◆ **Saved data entries**:
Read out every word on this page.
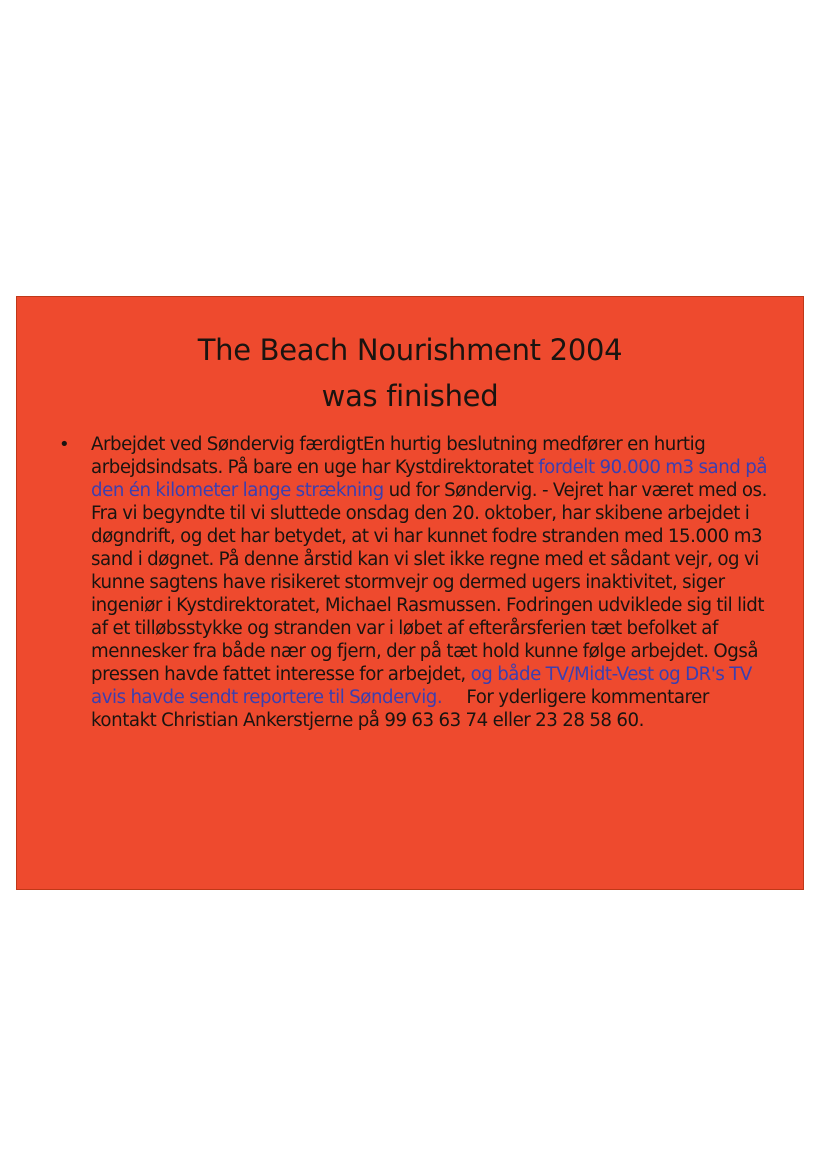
The Beach Nourishment 2004
was finished
• Arbejdet ved Søndervig færdigtEn hurtig beslutning medfører en hurtig arbejdsindsats. På bare en uge har Kystdirektoratet fordelt 90.000 m3 sand på den én kilometer lange strækning ud for Søndervig. - Vejret har været med os. Fra vi begyndte til vi sluttede onsdag den 20. oktober, har skibene arbejdet i døgndrift, og det har betydet, at vi har kunnet fodre stranden med 15.000 m3 sand i døgnet. På denne årstid kan vi slet ikke regne med et sådant vejr, og vi kunne sagtens have risikeret stormvejr og dermed ugers inaktivitet, siger ingeniør i Kystdirektoratet, Michael Rasmussen. Fodringen udviklede sig til lidt af et tilløbsstykke og stranden var i løbet af efterårsferien tæt befolket af mennesker fra både nær og fjern, der på tæt hold kunne følge arbejdet. Også pressen havde fattet interesse for arbejdet, og både TV/Midt-Vest og DR's TV avis havde sendt reportere til Søndervig.     For yderligere kommentarer kontakt Christian Ankerstjerne på 99 63 63 74 eller 23 28 58 60.
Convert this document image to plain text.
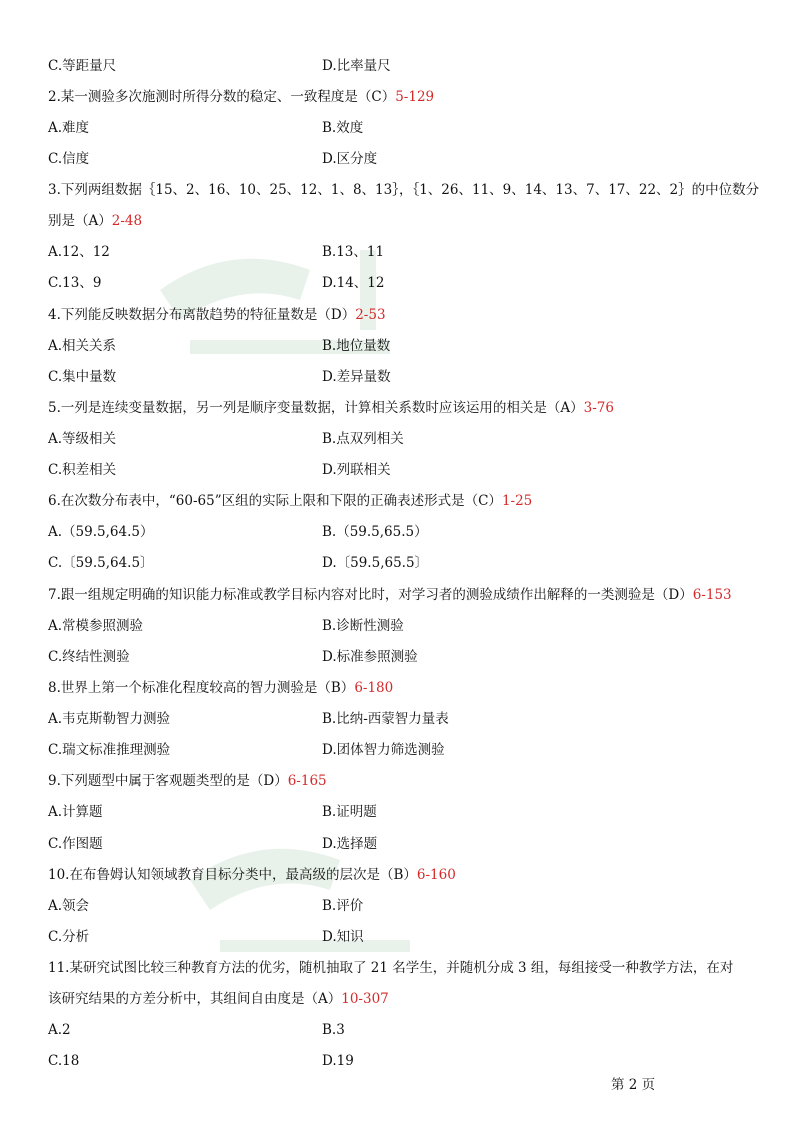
C.等距量尺	D.比率量尺
2.某一测验多次施测时所得分数的稳定、一致程度是（C）5-129
A.难度	B.效度
C.信度	D.区分度
3.下列两组数据｛15、2、16、10、25、12、1、8、13｝，｛1、26、11、9、14、13、7、17、22、2｝的中位数分
别是（A）2-48
A.12、12	B.13、11
C.13、9	D.14、12
4.下列能反映数据分布离散趋势的特征量数是（D）2-53
A.相关关系	B.地位量数
C.集中量数	D.差异量数
5.一列是连续变量数据，另一列是顺序变量数据，计算相关系数时应该运用的相关是（A）3-76
A.等级相关	B.点双列相关
C.积差相关	D.列联相关
6.在次数分布表中，“60-65”区组的实际上限和下限的正确表述形式是（C）1-25
A.（59.5,64.5）	B.（59.5,65.5）
C.〔59.5,64.5〕	D.〔59.5,65.5〕
7.跟一组规定明确的知识能力标准或教学目标内容对比时，对学习者的测验成绩作出解释的一类测验是（D）6-153
A.常模参照测验	B.诊断性测验
C.终结性测验	D.标准参照测验
8.世界上第一个标准化程度较高的智力测验是（B）6-180
A.韦克斯勒智力测验	B.比纳-西蒙智力量表
C.瑞文标准推理测验	D.团体智力筛选测验
9.下列题型中属于客观题类型的是（D）6-165
A.计算题	B.证明题
C.作图题	D.选择题
10.在布鲁姆认知领域教育目标分类中，最高级的层次是（B）6-160
A.领会	B.评价
C.分析	D.知识
11.某研究试图比较三种教育方法的优劣，随机抽取了 21 名学生，并随机分成 3 组，每组接受一种教学方法，在对
该研究结果的方差分析中，其组间自由度是（A）10-307
A.2	B.3
C.18	D.19
第 2 页
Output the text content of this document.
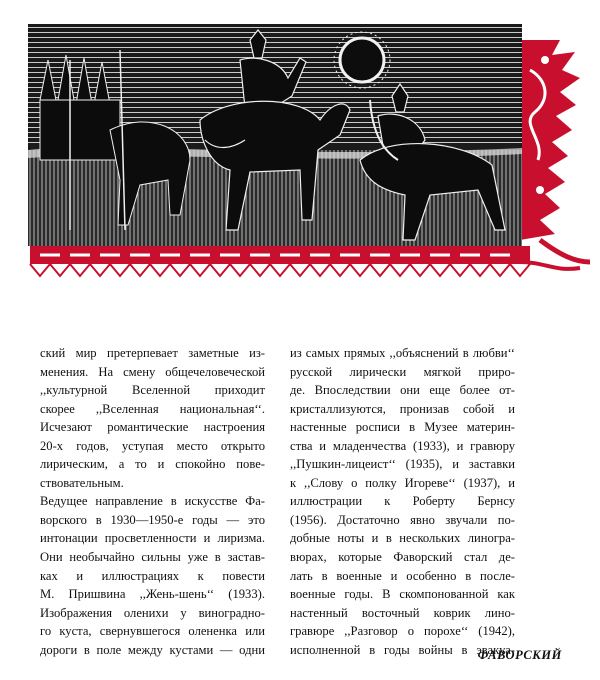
ский мир претерпевает заметные из-
менения. На смену общечеловеческой
,,культурной Вселенной приходит
скорее ,,Вселенная национальная‘‘.
Исчезают романтические настроения
20-х годов, уступая место открыто
лирическим, а то и спокойно пове-
ствовательным.
Ведущее направление в искусстве Фа-
ворского в 1930—1950-е годы — это
интонации просветленности и лиризма.
Они необычайно сильны уже в застав-
ках и иллюстрациях к повести
М. Пришвина ,,Жень-шень‘‘ (1933).
Изображения оленихи у виноградно-
го куста, свернувшегося олененка или
дороги в поле между кустами — одни
из самых прямых ,,объяснений в любви‘‘
русской лирически мягкой приро-
де. Впоследствии они еще более от-
кристаллизуются, пронизав собой и
настенные росписи в Музее материн-
ства и младенчества (1933), и гравюру
,,Пушкин-лицеист‘‘ (1935), и заставки
к ,,Слову о полку Игореве‘‘ (1937), и
иллюстрации к Роберту Бернсу
(1956). Достаточно явно звучали по-
добные ноты и в нескольких линогра-
вюрах, которые Фаворский стал де-
лать в военные и особенно в после-
военные годы. В скомпонованной как
настенный восточный коврик лино-
гравюре ,,Разговор о порохе‘‘ (1942),
исполненной в годы войны в эвакуа-
ФАВОРСКИЙ
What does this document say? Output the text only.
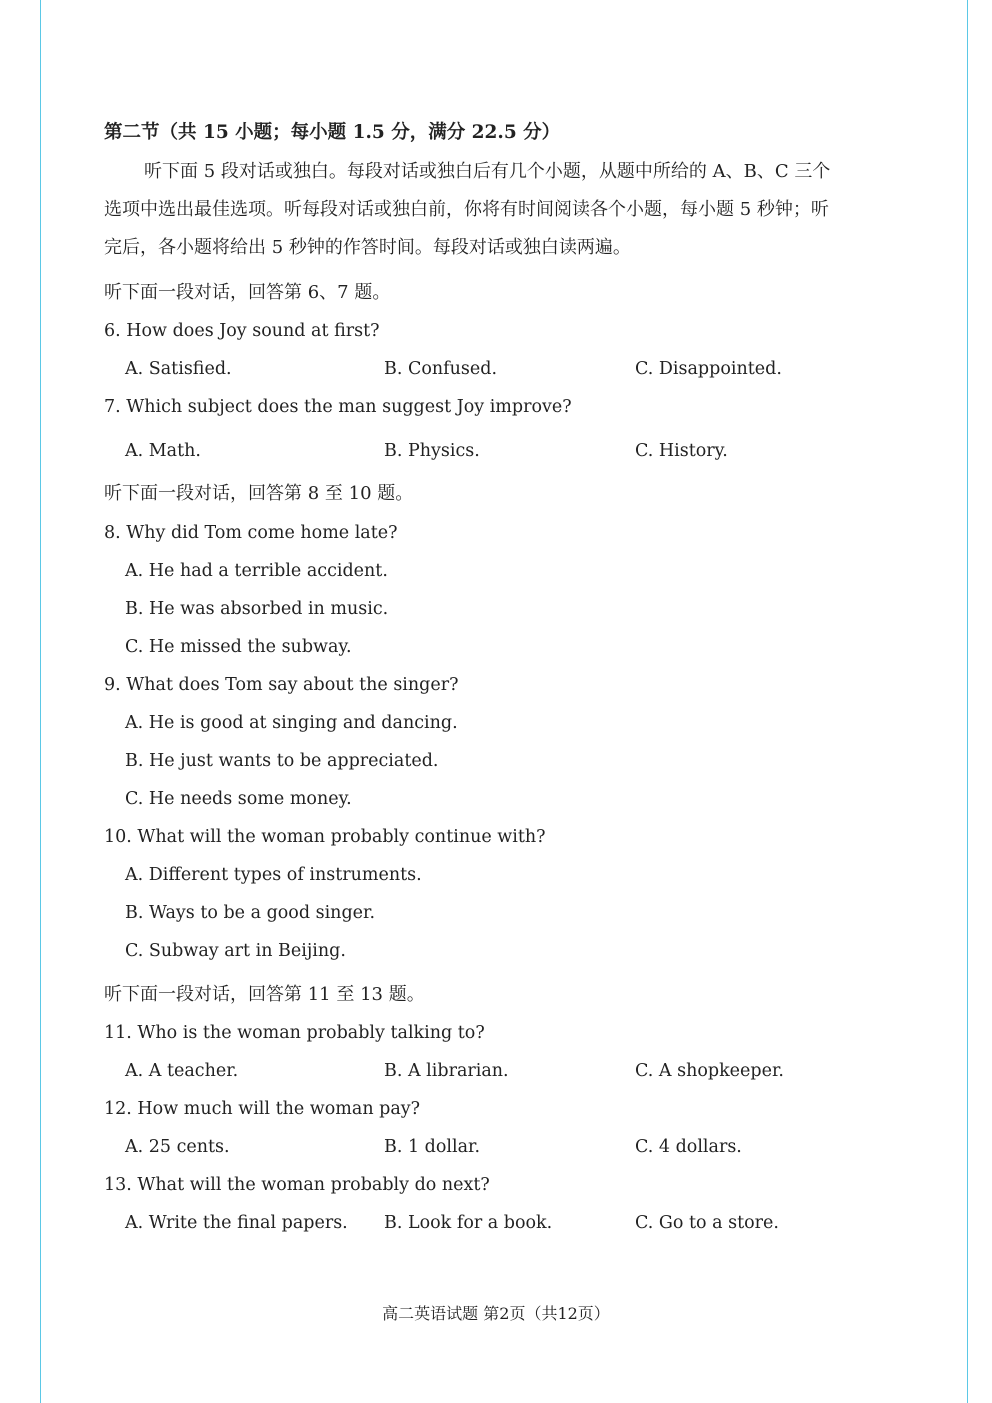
第二节（共 15 小题；每小题 1.5 分，满分 22.5 分）
听下面 5 段对话或独白。每段对话或独白后有几个小题，从题中所给的 A、B、C 三个
选项中选出最佳选项。听每段对话或独白前，你将有时间阅读各个小题，每小题 5 秒钟；听
完后，各小题将给出 5 秒钟的作答时间。每段对话或独白读两遍。
听下面一段对话，回答第 6、7 题。
6. How does Joy sound at first?
A. Satisfied.	B. Confused.	C. Disappointed.
7. Which subject does the man suggest Joy improve?
A. Math.	B. Physics.	C. History.
听下面一段对话，回答第 8 至 10 题。
8. Why did Tom come home late?
A. He had a terrible accident.
B. He was absorbed in music.
C. He missed the subway.
9. What does Tom say about the singer?
A. He is good at singing and dancing.
B. He just wants to be appreciated.
C. He needs some money.
10. What will the woman probably continue with?
A. Different types of instruments.
B. Ways to be a good singer.
C. Subway art in Beijing.
听下面一段对话，回答第 11 至 13 题。
11. Who is the woman probably talking to?
A. A teacher.	B. A librarian.	C. A shopkeeper.
12. How much will the woman pay?
A. 25 cents.	B. 1 dollar.	C. 4 dollars.
13. What will the woman probably do next?
A. Write the final papers. B. Look for a book.	C. Go to a store.
高二英语试题 第2页（共12页）
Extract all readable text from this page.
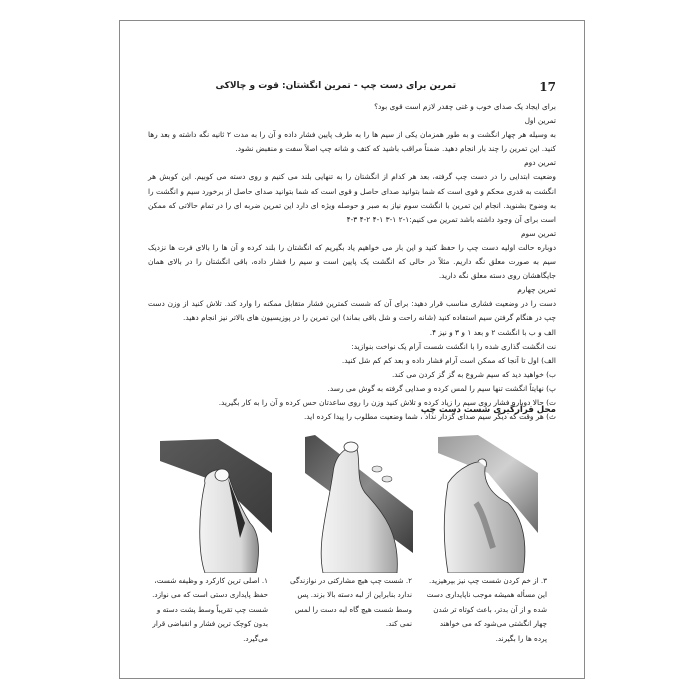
17
تمرین برای دست چپ - تمرین انگشتان: قوت و چالاکی

برای ایجاد یک صدای خوب و غنی چقدر لازم است قوی بود؟

تمرین اول

به وسیله هر چهار انگشت و به طور همزمان یکی از سیم ها را به طرف پایین فشار داده و آن را به مدت ۲ ثانیه نگه داشته و بعد رها کنید. این تمرین را چند بار انجام دهید. ضمناً مراقب باشید که کتف و شانه چپ اصلاً سفت و منقبض نشود.

تمرین دوم

وضعیت ابتدایی را در دست چپ گرفته، بعد هر کدام از انگشتان را به تنهایی بلند می کنیم و روی دسته می کوبیم. این کوبش هر انگشت به قدری محکم و قوی است که شما بتوانید صدای حاصل و قوی است که شما بتوانید صدای حاصل از برخورد سیم و انگشت را به وضوح بشنوید. انجام این تمرین با انگشت سوم نیاز به صبر و حوصله ویژه ای دارد این تمرین ضربه ای را در تمام حالاتی که ممکن است برای آن وجود داشته باشد تمرین می کنیم:۱-۲ ۱-۳ ۱-۴ ۲-۴ ۳-۴

تمرین سوم

دوباره حالت اولیه دست چپ را حفظ کنید و این بار می خواهیم یاد بگیریم که انگشتان را بلند کرده و آن ها را بالای فرت ها نزدیک سیم به صورت معلق نگه داریم. مثلاً در حالی که انگشت یک پایین است و سیم را فشار داده، باقی انگشتان را در بالای همان جایگاهشان روی دسته معلق نگه دارید.

تمرین چهارم

دست را در وضعیت فشاری مناسب قرار دهید: برای آن که شست کمترین فشار متقابل ممکنه را وارد کند. تلاش کنید از وزن دست چپ در هنگام گرفتن سیم استفاده کنید (شانه راحت و شل باقی بماند) این تمرین را در پوزیسیون های بالاتر نیز انجام دهید.

الف و ب با انگشت ۲ و بعد ۱ و ۳ و نیز ۴.

نت انگشت گذاری شده را با انگشت شست آرام یک نواخت بنوازید:

الف) اول تا آنجا که ممکن است آرام فشار داده و بعد کم کم شل کنید.

ب) خواهید دید که سیم شروع به گز گز کردن می کند.

پ) نهایتاً انگشت تنها سیم را لمس کرده و صدایی گرفته به گوش می رسد.

ت) حالا دوباره فشار روی سیم را زیاد کرده و تلاش کنید وزن را روی ساعدتان حس کرده و آن را به کار بگیرید.

ث) هر وقت که دیگر سیم صدای گزدار نداد ، شما وضعیت مطلوب را پیدا کرده اید.

محل قرارگیری شست دست چپ
۱. اصلی ترین کارکرد و وظیفه شست، حفظ پایداری دستی است که می نوازد. شست چپ تقریباً وسط پشت دسته و بدون کوچک ترین فشار و انقباضی قرار می‌گیرد.
۲. شست چپ هیچ مشارکتی در نوازندگی ندارد بنابراین از لبه دسته بالا بزند. پس وسط شست هیچ گاه لبه دست را لمس نمی کند.
۳. از خم کردن شست چپ نیز بپرهیزید. این مسأله همیشه موجب ناپایداری دست شده و از آن بدتر، باعث کوتاه تر شدن چهار انگشتی می‌شود که می خواهند پرده ها را بگیرند.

◆ **Problem details**: Only the number is needed: state how many lines in the listing contain "وضعیت".

◆ **Solved problem**: 3